▶ REQUIREMENT: The data must be written out once more, precisely as given.
START RECORDS SUPPLIED
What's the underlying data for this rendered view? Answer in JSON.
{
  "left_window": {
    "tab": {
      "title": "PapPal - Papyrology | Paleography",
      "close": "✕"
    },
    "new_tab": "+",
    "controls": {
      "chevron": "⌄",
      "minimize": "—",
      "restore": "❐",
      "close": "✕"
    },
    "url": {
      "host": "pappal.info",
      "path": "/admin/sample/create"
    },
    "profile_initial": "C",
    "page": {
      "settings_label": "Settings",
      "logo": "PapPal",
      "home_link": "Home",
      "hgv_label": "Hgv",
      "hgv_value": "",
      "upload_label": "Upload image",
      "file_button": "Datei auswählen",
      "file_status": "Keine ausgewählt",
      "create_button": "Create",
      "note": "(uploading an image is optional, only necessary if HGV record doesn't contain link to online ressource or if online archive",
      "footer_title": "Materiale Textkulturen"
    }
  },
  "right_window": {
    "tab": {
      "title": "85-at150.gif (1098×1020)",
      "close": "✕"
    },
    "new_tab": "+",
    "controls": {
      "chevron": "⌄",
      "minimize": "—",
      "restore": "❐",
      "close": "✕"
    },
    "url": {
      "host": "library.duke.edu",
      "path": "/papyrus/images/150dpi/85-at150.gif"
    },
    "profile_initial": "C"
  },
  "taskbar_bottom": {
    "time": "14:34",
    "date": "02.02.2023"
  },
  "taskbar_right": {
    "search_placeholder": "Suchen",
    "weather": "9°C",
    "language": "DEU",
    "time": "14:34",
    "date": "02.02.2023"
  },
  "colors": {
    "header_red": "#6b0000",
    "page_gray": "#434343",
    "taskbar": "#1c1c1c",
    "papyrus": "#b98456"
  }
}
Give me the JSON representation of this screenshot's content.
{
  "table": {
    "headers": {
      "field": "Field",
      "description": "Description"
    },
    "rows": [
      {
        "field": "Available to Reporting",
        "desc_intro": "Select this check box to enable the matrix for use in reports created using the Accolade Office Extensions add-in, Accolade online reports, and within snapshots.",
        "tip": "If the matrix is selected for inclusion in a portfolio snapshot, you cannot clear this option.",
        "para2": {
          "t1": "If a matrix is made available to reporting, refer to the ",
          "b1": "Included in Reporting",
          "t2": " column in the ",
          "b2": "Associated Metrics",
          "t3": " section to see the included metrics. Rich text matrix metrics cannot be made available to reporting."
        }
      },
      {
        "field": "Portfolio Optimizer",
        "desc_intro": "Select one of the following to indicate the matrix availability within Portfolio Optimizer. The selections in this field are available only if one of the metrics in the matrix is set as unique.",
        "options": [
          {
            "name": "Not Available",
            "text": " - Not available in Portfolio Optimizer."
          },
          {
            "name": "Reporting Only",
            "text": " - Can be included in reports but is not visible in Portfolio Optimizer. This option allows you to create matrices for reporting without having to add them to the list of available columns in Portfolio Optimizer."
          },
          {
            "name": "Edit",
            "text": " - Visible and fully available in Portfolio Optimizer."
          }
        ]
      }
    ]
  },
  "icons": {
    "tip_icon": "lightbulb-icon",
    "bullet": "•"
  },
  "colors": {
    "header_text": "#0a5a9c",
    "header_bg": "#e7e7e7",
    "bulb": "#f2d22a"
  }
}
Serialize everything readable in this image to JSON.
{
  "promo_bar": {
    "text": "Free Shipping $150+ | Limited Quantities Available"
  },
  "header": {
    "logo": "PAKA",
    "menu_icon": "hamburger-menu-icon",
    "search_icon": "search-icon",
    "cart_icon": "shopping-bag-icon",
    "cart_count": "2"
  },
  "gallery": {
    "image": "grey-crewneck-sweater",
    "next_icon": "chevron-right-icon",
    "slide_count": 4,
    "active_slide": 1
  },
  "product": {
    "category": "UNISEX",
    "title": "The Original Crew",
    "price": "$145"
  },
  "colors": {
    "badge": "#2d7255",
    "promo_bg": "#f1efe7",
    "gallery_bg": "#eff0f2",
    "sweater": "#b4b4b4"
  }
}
END RECORDS SUPPLIED
▶ TASK ANSWER:
What's the underlying data for this rendered view? Answer in JSON.
{
  "left_window": {
    "tab": {
      "title": "PapPal - Papyrology | Paleography",
      "close": "✕"
    },
    "new_tab": "+",
    "controls": {
      "chevron": "⌄",
      "minimize": "—",
      "restore": "❐",
      "close": "✕"
    },
    "url": {
      "host": "pappal.info",
      "path": "/admin/sample/create"
    },
    "profile_initial": "C",
    "page": {
      "settings_label": "Settings",
      "logo": "PapPal",
      "home_link": "Home",
      "hgv_label": "Hgv",
      "hgv_value": "",
      "upload_label": "Upload image",
      "file_button": "Datei auswählen",
      "file_status": "Keine ausgewählt",
      "create_button": "Create",
      "note": "(uploading an image is optional, only necessary if HGV record doesn't contain link to online ressource or if online archive",
      "footer_title": "Materiale Textkulturen"
    }
  },
  "right_window": {
    "tab": {
      "title": "85-at150.gif (1098×1020)",
      "close": "✕"
    },
    "new_tab": "+",
    "controls": {
      "chevron": "⌄",
      "minimize": "—",
      "restore": "❐",
      "close": "✕"
    },
    "url": {
      "host": "library.duke.edu",
      "path": "/papyrus/images/150dpi/85-at150.gif"
    },
    "profile_initial": "C"
  },
  "taskbar_bottom": {
    "time": "14:34",
    "date": "02.02.2023"
  },
  "taskbar_right": {
    "search_placeholder": "Suchen",
    "weather": "9°C",
    "language": "DEU",
    "time": "14:34",
    "date": "02.02.2023"
  },
  "colors": {
    "header_red": "#6b0000",
    "page_gray": "#434343",
    "taskbar": "#1c1c1c",
    "papyrus": "#b98456"
  }
}
Give me the JSON representation of this screenshot's content.
{
  "table": {
    "headers": {
      "field": "Field",
      "description": "Description"
    },
    "rows": [
      {
        "field": "Available to Reporting",
        "desc_intro": "Select this check box to enable the matrix for use in reports created using the Accolade Office Extensions add-in, Accolade online reports, and within snapshots.",
        "tip": "If the matrix is selected for inclusion in a portfolio snapshot, you cannot clear this option.",
        "para2": {
          "t1": "If a matrix is made available to reporting, refer to the ",
          "b1": "Included in Reporting",
          "t2": " column in the ",
          "b2": "Associated Metrics",
          "t3": " section to see the included metrics. Rich text matrix metrics cannot be made available to reporting."
        }
      },
      {
        "field": "Portfolio Optimizer",
        "desc_intro": "Select one of the following to indicate the matrix availability within Portfolio Optimizer. The selections in this field are available only if one of the metrics in the matrix is set as unique.",
        "options": [
          {
            "name": "Not Available",
            "text": " - Not available in Portfolio Optimizer."
          },
          {
            "name": "Reporting Only",
            "text": " - Can be included in reports but is not visible in Portfolio Optimizer. This option allows you to create matrices for reporting without having to add them to the list of available columns in Portfolio Optimizer."
          },
          {
            "name": "Edit",
            "text": " - Visible and fully available in Portfolio Optimizer."
          }
        ]
      }
    ]
  },
  "icons": {
    "tip_icon": "lightbulb-icon",
    "bullet": "•"
  },
  "colors": {
    "header_text": "#0a5a9c",
    "header_bg": "#e7e7e7",
    "bulb": "#f2d22a"
  }
}
Serialize everything readable in this image to JSON.
{
  "promo_bar": {
    "text": "Free Shipping $150+ | Limited Quantities Available"
  },
  "header": {
    "logo": "PAKA",
    "menu_icon": "hamburger-menu-icon",
    "search_icon": "search-icon",
    "cart_icon": "shopping-bag-icon",
    "cart_count": "2"
  },
  "gallery": {
    "image": "grey-crewneck-sweater",
    "next_icon": "chevron-right-icon",
    "slide_count": 4,
    "active_slide": 1
  },
  "product": {
    "category": "UNISEX",
    "title": "The Original Crew",
    "price": "$145"
  },
  "colors": {
    "badge": "#2d7255",
    "promo_bg": "#f1efe7",
    "gallery_bg": "#eff0f2",
    "sweater": "#b4b4b4"
  }
}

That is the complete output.